— Start of Extracted data —

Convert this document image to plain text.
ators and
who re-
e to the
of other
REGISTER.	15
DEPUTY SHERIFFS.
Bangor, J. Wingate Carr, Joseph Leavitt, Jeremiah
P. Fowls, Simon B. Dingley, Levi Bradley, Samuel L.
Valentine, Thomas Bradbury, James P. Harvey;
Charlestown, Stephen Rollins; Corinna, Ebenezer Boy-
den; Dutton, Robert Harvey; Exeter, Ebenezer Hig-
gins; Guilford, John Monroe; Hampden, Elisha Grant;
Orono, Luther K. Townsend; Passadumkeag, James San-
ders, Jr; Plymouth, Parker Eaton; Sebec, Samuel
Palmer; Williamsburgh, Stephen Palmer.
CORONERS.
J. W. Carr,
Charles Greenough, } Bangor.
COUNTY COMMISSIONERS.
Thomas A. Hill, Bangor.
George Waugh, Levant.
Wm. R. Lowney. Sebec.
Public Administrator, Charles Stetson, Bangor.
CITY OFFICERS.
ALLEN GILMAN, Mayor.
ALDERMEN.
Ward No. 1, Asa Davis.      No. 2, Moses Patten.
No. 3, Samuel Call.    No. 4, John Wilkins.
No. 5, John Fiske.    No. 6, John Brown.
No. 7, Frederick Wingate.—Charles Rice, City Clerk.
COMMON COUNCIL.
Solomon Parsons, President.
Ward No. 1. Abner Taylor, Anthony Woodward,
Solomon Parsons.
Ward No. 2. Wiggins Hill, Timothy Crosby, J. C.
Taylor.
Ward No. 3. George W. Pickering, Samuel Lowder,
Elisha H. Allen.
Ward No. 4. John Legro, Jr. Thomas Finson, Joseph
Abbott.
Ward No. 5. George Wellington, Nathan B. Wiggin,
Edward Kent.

— End of Extracted data —

— Prompt —
From the records above, please extract every line and repeat it exactly.

— Problem solution —
Convert this document image to plain text.
ators and
who re-
e to the
of other
REGISTER.	15
DEPUTY SHERIFFS.
Bangor, J. Wingate Carr, Joseph Leavitt, Jeremiah
P. Fowls, Simon B. Dingley, Levi Bradley, Samuel L.
Valentine, Thomas Bradbury, James P. Harvey;
Charlestown, Stephen Rollins; Corinna, Ebenezer Boy-
den; Dutton, Robert Harvey; Exeter, Ebenezer Hig-
gins; Guilford, John Monroe; Hampden, Elisha Grant;
Orono, Luther K. Townsend; Passadumkeag, James San-
ders, Jr; Plymouth, Parker Eaton; Sebec, Samuel
Palmer; Williamsburgh, Stephen Palmer.
CORONERS.
J. W. Carr,
Charles Greenough, } Bangor.
COUNTY COMMISSIONERS.
Thomas A. Hill, Bangor.
George Waugh, Levant.
Wm. R. Lowney. Sebec.
Public Administrator, Charles Stetson, Bangor.
CITY OFFICERS.
ALLEN GILMAN, Mayor.
ALDERMEN.
Ward No. 1, Asa Davis.      No. 2, Moses Patten.
No. 3, Samuel Call.    No. 4, John Wilkins.
No. 5, John Fiske.    No. 6, John Brown.
No. 7, Frederick Wingate.—Charles Rice, City Clerk.
COMMON COUNCIL.
Solomon Parsons, President.
Ward No. 1. Abner Taylor, Anthony Woodward,
Solomon Parsons.
Ward No. 2. Wiggins Hill, Timothy Crosby, J. C.
Taylor.
Ward No. 3. George W. Pickering, Samuel Lowder,
Elisha H. Allen.
Ward No. 4. John Legro, Jr. Thomas Finson, Joseph
Abbott.
Ward No. 5. George Wellington, Nathan B. Wiggin,
Edward Kent.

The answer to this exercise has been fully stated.